Written task –
Pull out every line below holding the word "stopwatch".

— START Supplied information —

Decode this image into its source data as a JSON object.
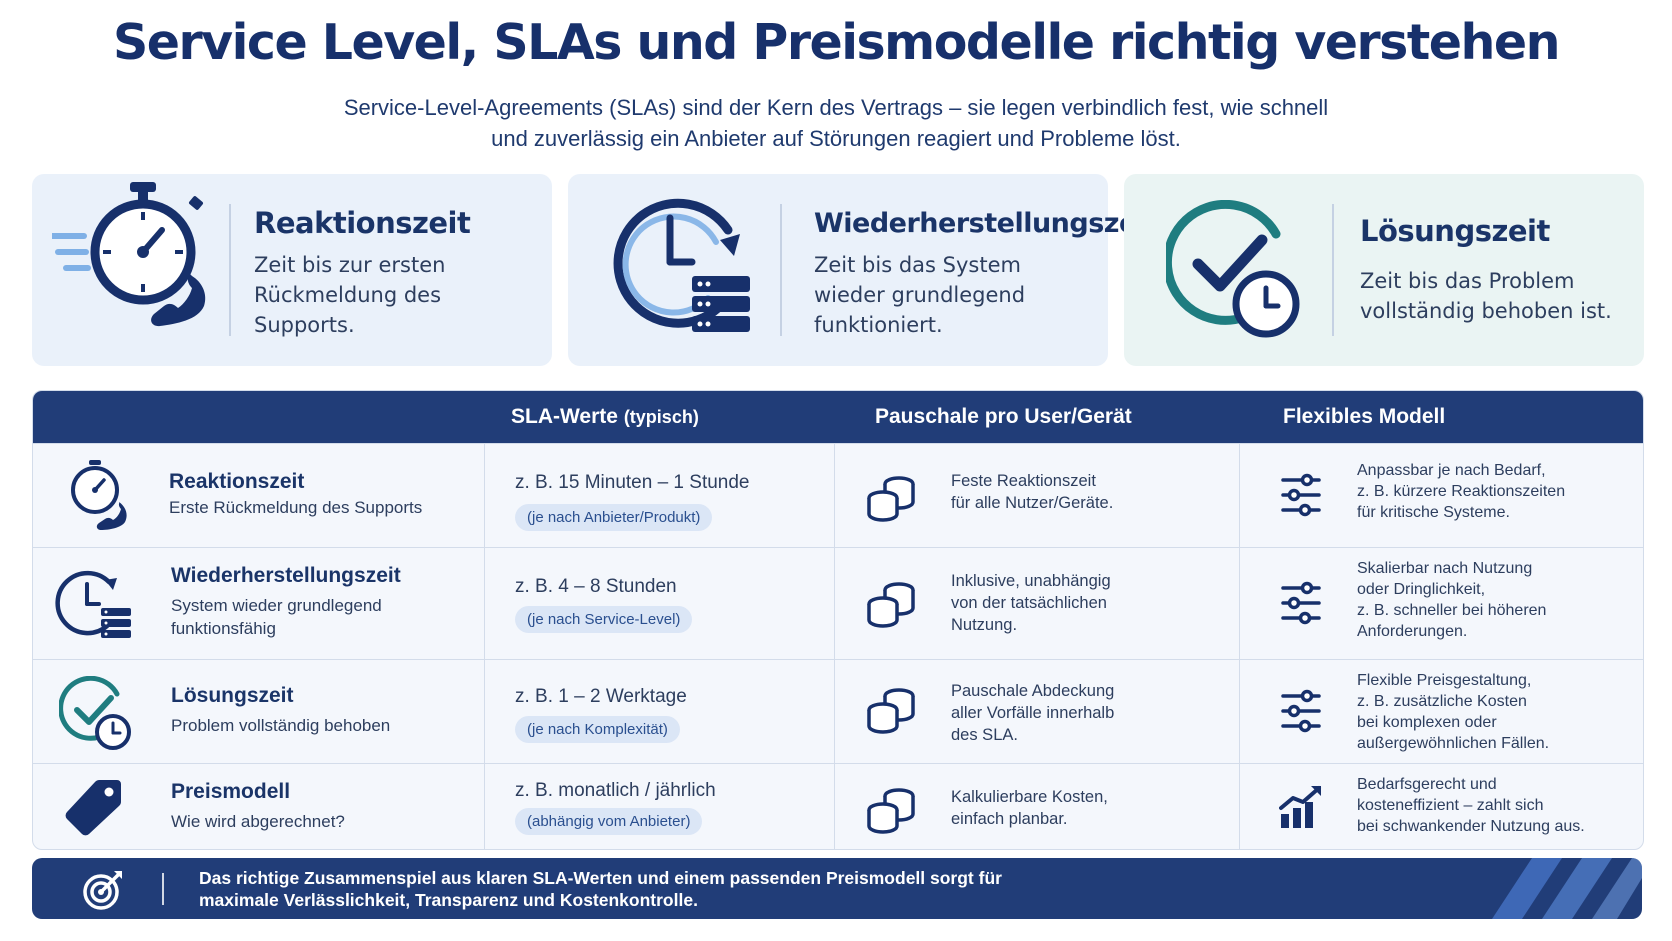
{
  "title": "Service Level, SLAs und Preismodelle richtig verstehen",
  "subtitle": {
    "line1": "Service-Level-Agreements (SLAs) sind der Kern des Vertrags – sie legen verbindlich fest, wie schnell",
    "line2": "und zuverlässig ein Anbieter auf Störungen reagiert und Probleme löst."
  },
  "cards": [
    {
      "icon": "stopwatch-phone-icon",
      "title": "Reaktionszeit",
      "desc": [
        "Zeit bis zur ersten",
        "Rückmeldung des",
        "Supports."
      ]
    },
    {
      "icon": "clock-server-icon",
      "title": "Wiederherstellungszeit",
      "desc": [
        "Zeit bis das System",
        "wieder grundlegend",
        "funktioniert."
      ]
    },
    {
      "icon": "check-clock-icon",
      "title": "Lösungszeit",
      "desc": [
        "Zeit bis das Problem",
        "vollständig behoben ist."
      ]
    }
  ],
  "table": {
    "headers": {
      "sla": "SLA-Werte",
      "sla_suffix": "(typisch)",
      "flat": "Pauschale pro User/Gerät",
      "flex": "Flexibles Modell"
    },
    "rows": [
      {
        "icon": "stopwatch-phone-icon",
        "title": "Reaktionszeit",
        "subtitle": [
          "Erste Rückmeldung des Supports"
        ],
        "sla_value": "z. B. 15 Minuten – 1 Stunde",
        "sla_note": "(je nach Anbieter/Produkt)",
        "flat": [
          "Feste Reaktionszeit",
          "für alle Nutzer/Geräte."
        ],
        "flex_icon": "sliders-icon",
        "flex": [
          "Anpassbar je nach Bedarf,",
          "z. B. kürzere Reaktionszeiten",
          "für kritische Systeme."
        ]
      },
      {
        "icon": "clock-server-icon",
        "title": "Wiederherstellungszeit",
        "subtitle": [
          "System wieder grundlegend",
          "funktionsfähig"
        ],
        "sla_value": "z. B. 4 – 8 Stunden",
        "sla_note": "(je nach Service-Level)",
        "flat": [
          "Inklusive, unabhängig",
          "von der tatsächlichen",
          "Nutzung."
        ],
        "flex_icon": "sliders-icon",
        "flex": [
          "Skalierbar nach Nutzung",
          "oder Dringlichkeit,",
          "z. B. schneller bei höheren",
          "Anforderungen."
        ]
      },
      {
        "icon": "check-clock-icon",
        "title": "Lösungszeit",
        "subtitle": [
          "Problem vollständig behoben"
        ],
        "sla_value": "z. B. 1 – 2 Werktage",
        "sla_note": "(je nach Komplexität)",
        "flat": [
          "Pauschale Abdeckung",
          "aller Vorfälle innerhalb",
          "des SLA."
        ],
        "flex_icon": "sliders-icon",
        "flex": [
          "Flexible Preisgestaltung,",
          "z. B. zusätzliche Kosten",
          "bei komplexen oder",
          "außergewöhnlichen Fällen."
        ]
      },
      {
        "icon": "price-tag-icon",
        "title": "Preismodell",
        "subtitle": [
          "Wie wird abgerechnet?"
        ],
        "sla_value": "z. B. monatlich / jährlich",
        "sla_note": "(abhängig vom Anbieter)",
        "flat": [
          "Kalkulierbare Kosten,",
          "einfach planbar."
        ],
        "flex_icon": "growth-chart-icon",
        "flex": [
          "Bedarfsgerecht und",
          "kosteneffizient – zahlt sich",
          "bei schwankender Nutzung aus."
        ]
      }
    ]
  },
  "banner": {
    "icon": "target-icon",
    "line1": "Das richtige Zusammenspiel aus klaren SLA-Werten und einem passenden Preismodell sorgt für",
    "line2": "maximale Verlässlichkeit, Transparenz und Kostenkontrolle."
  },
  "colors": {
    "navy": "#213d78",
    "title": "#17306b",
    "teal": "#1f7d80",
    "light_blue": "#7fb0e6",
    "card_bg": "#eaf1fa"
  }
}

— END Supplied information —

Answer to this exercise –
      "icon": "stopwatch-phone-icon",
        "icon": "stopwatch-phone-icon",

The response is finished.